◆ Objective: All lines in which the word "Distt" occurs are to be extracted.

Saved entries
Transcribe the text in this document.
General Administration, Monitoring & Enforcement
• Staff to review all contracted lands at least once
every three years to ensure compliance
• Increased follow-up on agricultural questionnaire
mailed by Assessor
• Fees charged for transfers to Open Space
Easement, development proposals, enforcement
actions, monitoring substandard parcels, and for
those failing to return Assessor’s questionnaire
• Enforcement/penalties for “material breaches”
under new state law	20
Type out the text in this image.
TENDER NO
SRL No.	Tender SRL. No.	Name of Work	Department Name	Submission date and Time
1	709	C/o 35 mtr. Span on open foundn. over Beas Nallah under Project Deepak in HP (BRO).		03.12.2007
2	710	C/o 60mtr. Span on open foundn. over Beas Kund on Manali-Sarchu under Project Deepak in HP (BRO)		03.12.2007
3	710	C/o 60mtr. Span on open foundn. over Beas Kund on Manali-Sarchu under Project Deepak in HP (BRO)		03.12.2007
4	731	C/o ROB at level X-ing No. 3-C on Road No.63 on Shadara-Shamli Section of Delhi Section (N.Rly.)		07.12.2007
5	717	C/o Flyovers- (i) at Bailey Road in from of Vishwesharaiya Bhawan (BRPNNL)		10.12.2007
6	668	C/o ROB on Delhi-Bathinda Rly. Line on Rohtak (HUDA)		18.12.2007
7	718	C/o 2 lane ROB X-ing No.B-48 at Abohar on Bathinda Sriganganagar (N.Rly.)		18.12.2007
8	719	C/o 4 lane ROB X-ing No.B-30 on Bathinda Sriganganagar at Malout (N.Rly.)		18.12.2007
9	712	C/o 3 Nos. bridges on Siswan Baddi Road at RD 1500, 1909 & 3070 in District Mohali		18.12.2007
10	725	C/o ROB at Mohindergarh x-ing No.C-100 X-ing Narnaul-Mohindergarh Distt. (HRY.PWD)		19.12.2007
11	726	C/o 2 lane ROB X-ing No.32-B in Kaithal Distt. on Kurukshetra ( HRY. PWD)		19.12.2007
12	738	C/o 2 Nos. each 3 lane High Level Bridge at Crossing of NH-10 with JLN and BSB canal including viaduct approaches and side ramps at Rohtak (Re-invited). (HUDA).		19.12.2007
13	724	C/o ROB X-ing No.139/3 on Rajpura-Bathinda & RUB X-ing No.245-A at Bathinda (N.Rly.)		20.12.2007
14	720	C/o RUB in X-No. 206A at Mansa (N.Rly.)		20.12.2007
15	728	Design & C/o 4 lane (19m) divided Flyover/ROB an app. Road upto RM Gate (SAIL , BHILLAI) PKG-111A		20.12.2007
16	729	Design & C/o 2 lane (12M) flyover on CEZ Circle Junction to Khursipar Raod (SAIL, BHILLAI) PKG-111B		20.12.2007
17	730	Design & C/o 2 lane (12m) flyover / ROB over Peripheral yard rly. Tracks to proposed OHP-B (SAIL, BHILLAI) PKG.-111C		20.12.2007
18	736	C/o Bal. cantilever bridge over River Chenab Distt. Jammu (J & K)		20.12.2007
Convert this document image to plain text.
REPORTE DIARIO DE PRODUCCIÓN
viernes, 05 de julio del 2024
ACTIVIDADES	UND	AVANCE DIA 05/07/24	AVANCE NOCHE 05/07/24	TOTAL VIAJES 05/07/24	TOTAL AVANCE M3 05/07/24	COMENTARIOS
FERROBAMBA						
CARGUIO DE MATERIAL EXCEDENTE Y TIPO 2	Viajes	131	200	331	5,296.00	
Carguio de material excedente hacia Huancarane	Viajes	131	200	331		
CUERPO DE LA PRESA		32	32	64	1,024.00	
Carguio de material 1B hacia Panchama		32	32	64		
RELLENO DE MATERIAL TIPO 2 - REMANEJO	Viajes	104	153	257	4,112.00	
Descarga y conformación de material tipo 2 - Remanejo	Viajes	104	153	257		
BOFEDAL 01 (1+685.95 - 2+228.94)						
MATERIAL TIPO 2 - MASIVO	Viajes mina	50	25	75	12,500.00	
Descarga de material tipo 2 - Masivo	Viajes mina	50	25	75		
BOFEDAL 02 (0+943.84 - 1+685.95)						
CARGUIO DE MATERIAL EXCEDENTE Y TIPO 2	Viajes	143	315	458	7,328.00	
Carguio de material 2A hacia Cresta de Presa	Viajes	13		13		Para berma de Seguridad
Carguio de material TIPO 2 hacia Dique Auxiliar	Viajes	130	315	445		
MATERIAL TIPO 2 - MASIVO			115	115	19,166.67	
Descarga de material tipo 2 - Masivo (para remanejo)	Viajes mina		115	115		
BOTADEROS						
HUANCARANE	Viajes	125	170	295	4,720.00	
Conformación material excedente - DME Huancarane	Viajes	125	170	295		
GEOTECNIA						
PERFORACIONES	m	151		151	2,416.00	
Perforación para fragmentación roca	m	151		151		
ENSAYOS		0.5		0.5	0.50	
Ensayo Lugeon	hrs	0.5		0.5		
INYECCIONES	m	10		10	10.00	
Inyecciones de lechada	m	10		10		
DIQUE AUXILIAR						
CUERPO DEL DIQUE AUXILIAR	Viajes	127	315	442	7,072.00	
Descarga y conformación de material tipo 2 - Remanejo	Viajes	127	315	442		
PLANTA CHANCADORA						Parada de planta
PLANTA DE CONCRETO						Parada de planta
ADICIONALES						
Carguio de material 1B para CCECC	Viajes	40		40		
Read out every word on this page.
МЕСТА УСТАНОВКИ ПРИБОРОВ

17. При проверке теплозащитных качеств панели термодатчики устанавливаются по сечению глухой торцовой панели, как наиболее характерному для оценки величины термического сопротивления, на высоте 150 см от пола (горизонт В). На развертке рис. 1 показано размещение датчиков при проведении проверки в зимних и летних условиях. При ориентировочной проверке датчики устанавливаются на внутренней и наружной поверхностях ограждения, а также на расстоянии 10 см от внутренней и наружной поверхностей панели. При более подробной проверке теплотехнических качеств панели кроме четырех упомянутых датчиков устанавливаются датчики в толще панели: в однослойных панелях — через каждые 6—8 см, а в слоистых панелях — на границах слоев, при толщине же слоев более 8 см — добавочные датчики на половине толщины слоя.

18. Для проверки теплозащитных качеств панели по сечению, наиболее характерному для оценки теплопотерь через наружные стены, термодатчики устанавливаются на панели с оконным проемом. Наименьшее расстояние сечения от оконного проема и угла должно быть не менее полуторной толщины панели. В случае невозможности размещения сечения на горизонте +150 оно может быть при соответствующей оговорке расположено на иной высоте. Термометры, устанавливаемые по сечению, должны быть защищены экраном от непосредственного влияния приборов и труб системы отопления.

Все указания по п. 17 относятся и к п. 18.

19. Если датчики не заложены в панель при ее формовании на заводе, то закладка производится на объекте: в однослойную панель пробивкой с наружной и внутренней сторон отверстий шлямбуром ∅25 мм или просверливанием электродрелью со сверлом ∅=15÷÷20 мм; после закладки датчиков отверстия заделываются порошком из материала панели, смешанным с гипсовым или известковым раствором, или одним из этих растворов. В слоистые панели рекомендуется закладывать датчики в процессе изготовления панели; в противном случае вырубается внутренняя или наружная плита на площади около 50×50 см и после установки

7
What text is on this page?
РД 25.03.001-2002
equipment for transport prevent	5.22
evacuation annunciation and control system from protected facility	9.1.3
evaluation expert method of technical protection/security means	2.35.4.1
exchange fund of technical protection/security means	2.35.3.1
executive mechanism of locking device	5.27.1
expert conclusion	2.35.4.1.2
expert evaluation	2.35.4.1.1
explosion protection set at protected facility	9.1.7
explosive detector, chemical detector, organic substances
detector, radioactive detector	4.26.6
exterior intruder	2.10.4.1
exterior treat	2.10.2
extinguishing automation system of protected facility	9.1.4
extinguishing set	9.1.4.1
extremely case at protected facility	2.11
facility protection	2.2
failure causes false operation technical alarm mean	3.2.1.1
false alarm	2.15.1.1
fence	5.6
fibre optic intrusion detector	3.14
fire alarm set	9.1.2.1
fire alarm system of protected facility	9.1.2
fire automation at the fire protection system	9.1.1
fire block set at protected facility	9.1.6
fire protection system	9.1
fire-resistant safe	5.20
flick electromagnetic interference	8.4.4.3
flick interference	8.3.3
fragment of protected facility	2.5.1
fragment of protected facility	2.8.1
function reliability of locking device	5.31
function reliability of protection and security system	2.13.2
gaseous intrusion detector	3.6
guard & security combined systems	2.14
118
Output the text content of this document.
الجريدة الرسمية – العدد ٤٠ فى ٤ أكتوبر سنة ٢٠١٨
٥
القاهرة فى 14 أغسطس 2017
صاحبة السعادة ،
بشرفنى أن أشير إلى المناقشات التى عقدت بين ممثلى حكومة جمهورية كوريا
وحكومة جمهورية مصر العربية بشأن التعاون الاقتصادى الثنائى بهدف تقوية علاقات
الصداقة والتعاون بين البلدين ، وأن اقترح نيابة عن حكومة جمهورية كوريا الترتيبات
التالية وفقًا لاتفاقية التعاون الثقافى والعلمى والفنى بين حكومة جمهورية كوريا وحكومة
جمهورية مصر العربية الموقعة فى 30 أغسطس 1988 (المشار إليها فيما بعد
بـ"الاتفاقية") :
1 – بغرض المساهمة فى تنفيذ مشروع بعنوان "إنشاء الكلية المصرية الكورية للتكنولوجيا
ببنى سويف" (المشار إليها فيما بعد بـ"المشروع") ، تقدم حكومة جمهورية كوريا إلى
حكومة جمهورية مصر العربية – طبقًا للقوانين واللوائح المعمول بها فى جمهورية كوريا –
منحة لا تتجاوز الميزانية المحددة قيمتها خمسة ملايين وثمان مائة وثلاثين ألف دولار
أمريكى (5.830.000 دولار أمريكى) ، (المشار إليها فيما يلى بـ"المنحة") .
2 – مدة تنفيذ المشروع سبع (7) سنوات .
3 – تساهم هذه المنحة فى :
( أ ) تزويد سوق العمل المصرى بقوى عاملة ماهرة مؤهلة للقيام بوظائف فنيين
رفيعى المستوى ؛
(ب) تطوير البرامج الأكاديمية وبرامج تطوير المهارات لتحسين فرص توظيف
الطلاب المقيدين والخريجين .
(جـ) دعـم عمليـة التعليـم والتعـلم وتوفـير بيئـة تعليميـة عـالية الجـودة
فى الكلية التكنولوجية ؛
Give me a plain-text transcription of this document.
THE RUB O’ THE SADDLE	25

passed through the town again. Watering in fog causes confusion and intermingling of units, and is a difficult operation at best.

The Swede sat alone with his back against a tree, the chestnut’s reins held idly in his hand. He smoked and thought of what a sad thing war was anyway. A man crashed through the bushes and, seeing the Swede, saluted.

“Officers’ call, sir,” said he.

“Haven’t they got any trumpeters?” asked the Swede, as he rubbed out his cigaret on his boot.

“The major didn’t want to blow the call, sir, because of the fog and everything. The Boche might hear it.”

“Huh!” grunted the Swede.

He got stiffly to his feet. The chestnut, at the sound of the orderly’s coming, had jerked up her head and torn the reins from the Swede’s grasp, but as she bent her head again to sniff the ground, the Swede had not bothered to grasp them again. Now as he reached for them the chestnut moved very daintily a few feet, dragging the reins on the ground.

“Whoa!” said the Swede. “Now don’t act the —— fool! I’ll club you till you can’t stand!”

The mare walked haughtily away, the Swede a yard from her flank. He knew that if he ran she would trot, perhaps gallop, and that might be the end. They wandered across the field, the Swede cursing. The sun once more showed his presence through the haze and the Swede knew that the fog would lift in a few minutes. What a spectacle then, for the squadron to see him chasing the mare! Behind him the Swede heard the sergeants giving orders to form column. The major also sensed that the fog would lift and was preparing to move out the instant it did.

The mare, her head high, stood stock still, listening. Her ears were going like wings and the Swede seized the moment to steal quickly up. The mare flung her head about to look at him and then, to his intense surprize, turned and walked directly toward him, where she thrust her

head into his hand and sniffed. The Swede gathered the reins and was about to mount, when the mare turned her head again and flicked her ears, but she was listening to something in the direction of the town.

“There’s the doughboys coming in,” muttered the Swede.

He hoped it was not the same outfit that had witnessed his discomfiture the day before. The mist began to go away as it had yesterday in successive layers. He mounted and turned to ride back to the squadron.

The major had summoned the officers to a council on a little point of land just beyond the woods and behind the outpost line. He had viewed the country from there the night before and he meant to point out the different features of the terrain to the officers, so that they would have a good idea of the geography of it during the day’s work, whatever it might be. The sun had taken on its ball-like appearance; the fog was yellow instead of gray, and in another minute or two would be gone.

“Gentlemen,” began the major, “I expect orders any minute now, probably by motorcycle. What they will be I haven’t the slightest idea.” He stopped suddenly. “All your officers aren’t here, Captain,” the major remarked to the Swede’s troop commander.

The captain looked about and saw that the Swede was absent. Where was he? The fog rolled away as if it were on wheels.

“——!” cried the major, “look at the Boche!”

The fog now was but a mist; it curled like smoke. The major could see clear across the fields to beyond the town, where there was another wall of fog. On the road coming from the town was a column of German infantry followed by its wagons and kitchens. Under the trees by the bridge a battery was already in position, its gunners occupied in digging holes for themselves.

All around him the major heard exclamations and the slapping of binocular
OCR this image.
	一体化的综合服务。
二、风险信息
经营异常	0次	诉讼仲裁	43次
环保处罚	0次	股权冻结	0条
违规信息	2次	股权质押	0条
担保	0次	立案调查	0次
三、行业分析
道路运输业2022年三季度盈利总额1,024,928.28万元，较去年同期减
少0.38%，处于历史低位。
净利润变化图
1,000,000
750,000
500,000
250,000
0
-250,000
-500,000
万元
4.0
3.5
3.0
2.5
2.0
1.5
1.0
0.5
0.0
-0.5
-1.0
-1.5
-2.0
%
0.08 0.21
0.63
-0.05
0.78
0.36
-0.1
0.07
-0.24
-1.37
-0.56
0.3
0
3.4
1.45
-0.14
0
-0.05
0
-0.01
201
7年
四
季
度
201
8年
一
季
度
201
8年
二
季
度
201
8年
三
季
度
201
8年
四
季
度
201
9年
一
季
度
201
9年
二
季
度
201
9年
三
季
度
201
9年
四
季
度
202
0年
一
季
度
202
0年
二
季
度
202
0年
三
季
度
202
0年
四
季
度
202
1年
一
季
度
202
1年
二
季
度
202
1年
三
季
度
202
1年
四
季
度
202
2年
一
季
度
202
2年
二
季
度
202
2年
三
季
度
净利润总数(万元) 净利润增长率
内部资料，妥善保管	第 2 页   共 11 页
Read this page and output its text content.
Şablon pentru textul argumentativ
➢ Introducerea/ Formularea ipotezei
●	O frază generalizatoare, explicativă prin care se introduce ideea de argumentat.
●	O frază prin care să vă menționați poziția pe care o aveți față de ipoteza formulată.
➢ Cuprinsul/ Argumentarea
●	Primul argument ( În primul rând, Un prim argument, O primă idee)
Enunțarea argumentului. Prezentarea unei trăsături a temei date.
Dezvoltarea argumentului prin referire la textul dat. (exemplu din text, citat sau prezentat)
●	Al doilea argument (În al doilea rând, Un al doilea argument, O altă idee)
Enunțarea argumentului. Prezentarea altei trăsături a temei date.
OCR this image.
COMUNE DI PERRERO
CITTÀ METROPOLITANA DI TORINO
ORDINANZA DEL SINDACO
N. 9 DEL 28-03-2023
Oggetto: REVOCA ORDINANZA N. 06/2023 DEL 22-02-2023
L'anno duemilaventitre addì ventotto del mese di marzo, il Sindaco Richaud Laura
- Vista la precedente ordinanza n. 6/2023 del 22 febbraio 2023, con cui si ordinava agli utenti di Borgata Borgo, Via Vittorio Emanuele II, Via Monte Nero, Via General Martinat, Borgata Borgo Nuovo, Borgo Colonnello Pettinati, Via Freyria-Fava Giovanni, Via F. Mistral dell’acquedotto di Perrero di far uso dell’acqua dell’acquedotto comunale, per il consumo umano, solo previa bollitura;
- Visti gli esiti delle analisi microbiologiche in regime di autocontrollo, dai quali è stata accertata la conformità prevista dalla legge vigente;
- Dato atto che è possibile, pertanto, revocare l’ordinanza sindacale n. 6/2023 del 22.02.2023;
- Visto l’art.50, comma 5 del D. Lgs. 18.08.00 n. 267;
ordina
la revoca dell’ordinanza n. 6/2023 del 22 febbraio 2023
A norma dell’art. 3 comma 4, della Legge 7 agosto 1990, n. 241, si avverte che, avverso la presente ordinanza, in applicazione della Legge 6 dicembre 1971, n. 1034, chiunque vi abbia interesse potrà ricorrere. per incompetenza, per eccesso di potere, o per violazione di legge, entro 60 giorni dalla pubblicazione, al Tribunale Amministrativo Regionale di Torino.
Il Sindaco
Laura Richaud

◆ Solved exercise:
10	725	C/o ROB at Mohindergarh x-ing No.C-100 X-ing Narnaul-Mohindergarh Distt. (HRY.PWD)		19.12.2007
11	726	C/o 2 lane ROB X-ing No.32-B in Kaithal Distt. on Kurukshetra ( HRY. PWD)		19.12.2007
18	736	C/o Bal. cantilever bridge over River Chenab Distt. Jammu (J & K)		20.12.2007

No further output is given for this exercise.